**Aim of the task:**
Copy out each line of the material below that holds the string "this".
___ Source material ___
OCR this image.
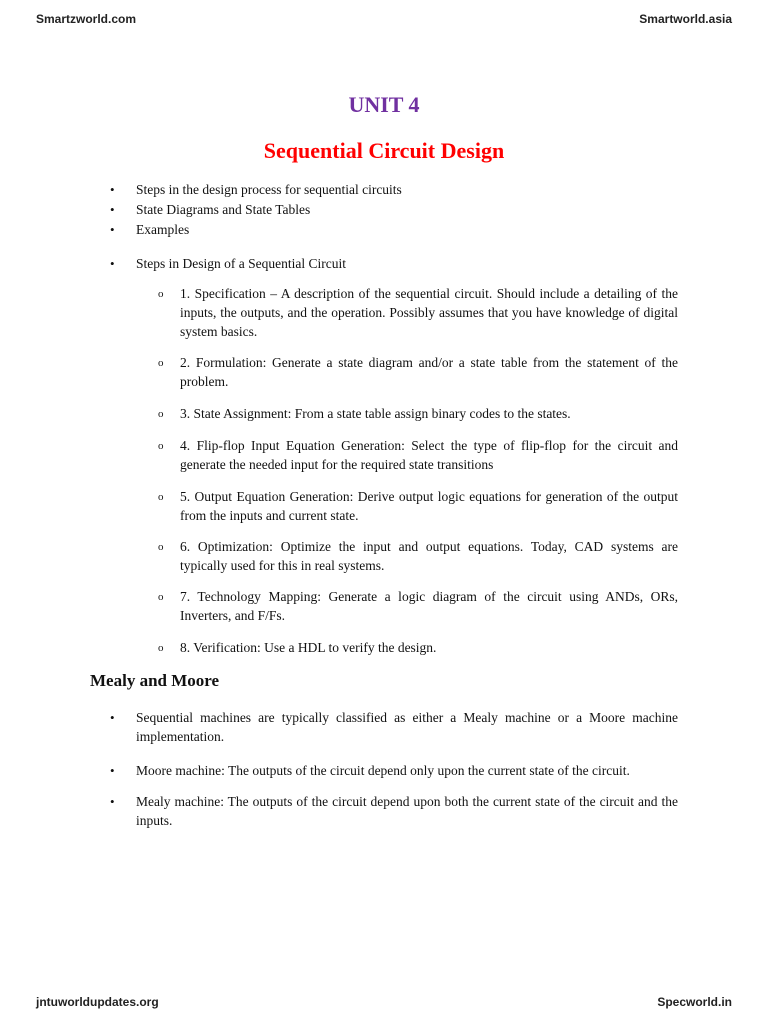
Smartzworld.com	Smartworld.asia
UNIT 4
Sequential Circuit Design
•	Steps in the design process for sequential circuits
•	State Diagrams and State Tables
•	Examples
•	Steps in Design of a Sequential Circuit
o	1. Specification – A description of the sequential circuit. Should include a detailing of the inputs, the outputs, and the operation. Possibly assumes that you have knowledge of digital system basics.
o	2. Formulation: Generate a state diagram and/or a state table from the statement of the problem.
o	3. State Assignment: From a state table assign binary codes to the states.
o	4. Flip-flop Input Equation Generation: Select the type of flip-flop for the circuit and generate the needed input for the required state transitions
o	5. Output Equation Generation: Derive output logic equations for generation of the output from the inputs and current state.
o	6. Optimization: Optimize the input and output equations. Today, CAD systems are typically used for this in real systems.
o	7. Technology Mapping: Generate a logic diagram of the circuit using ANDs, ORs, Inverters, and F/Fs.
o	8. Verification: Use a HDL to verify the design.
Mealy and Moore
•	Sequential machines are typically classified as either a Mealy machine or a Moore machine implementation.
•	Moore machine: The outputs of the circuit depend only upon the current state of the circuit.
•	Mealy machine: The outputs of the circuit depend upon both the current state of the circuit and the inputs.
jntuworldupdates.org	Specworld.in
___
**Task answer:**
OCR this image.
o	6. Optimization: Optimize the input and output equations. Today, CAD systems are typically used for this in real systems.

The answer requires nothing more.